• [Instructions for the task] Show every line where "conseillers" occurs.

-- start of Material --

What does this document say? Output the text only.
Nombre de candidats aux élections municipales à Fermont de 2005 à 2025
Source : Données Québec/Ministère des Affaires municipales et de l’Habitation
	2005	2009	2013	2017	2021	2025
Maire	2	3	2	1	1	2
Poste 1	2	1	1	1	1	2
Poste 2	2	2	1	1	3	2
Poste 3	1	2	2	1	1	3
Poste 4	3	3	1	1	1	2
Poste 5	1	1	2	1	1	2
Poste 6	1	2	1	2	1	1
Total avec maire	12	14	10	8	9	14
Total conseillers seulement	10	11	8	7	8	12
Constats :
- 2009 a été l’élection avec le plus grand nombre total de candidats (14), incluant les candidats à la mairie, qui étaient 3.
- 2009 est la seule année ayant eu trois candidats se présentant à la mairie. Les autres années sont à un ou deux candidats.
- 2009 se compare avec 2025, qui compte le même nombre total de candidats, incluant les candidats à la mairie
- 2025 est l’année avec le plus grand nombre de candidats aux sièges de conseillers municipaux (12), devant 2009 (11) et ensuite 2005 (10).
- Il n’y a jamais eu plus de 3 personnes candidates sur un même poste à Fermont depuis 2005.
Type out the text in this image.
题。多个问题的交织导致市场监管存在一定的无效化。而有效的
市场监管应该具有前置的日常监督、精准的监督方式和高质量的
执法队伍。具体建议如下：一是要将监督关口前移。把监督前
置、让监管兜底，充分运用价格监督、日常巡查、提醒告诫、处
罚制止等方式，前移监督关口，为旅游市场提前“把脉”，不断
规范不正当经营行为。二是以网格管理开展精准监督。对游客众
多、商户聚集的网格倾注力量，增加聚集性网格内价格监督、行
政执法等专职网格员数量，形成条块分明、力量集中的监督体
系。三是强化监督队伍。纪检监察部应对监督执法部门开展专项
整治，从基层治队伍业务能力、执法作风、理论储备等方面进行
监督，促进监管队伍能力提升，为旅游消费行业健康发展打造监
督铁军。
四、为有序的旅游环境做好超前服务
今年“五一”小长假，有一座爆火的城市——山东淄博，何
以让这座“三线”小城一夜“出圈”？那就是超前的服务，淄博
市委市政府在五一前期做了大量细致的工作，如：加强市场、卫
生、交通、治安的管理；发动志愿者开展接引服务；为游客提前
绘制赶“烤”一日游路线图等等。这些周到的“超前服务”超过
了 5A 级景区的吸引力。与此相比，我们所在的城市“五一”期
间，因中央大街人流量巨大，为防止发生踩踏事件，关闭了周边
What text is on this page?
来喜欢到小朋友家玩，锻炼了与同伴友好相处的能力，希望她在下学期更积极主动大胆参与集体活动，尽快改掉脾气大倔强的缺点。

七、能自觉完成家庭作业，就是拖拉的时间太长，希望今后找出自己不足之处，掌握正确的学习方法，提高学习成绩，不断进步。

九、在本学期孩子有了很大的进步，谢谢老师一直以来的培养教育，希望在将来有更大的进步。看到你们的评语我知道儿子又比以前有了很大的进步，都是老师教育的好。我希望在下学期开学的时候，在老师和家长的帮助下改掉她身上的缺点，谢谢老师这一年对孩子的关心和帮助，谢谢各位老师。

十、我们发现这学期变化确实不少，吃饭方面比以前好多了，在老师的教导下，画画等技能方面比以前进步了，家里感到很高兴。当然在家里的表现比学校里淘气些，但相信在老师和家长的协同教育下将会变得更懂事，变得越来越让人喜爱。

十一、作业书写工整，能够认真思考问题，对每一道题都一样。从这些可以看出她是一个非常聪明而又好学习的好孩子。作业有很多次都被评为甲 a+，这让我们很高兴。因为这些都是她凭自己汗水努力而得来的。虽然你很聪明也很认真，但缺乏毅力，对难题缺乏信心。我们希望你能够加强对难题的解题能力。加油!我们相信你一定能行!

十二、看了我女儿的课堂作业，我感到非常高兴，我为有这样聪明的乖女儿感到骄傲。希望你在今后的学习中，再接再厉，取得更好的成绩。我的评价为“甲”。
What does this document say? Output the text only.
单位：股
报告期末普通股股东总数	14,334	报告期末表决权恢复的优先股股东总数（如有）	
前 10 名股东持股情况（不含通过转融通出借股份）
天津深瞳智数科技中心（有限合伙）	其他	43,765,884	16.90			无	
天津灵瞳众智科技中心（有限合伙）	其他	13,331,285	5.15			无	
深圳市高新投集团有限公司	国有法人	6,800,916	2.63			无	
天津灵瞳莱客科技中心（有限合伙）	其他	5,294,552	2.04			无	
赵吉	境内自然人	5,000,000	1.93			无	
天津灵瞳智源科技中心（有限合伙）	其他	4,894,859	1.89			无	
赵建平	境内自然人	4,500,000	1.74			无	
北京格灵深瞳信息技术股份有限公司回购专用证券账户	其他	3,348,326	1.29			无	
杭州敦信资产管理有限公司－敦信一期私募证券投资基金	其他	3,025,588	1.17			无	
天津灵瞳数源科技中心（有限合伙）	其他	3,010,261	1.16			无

-- end of Material --

• [Result]
Total conseillers seulement	10	11	8	7	8	12
- 2025 est l’année avec le plus grand nombre de candidats aux sièges de conseillers municipaux (12), devant 2009 (11) et ensuite 2005 (10).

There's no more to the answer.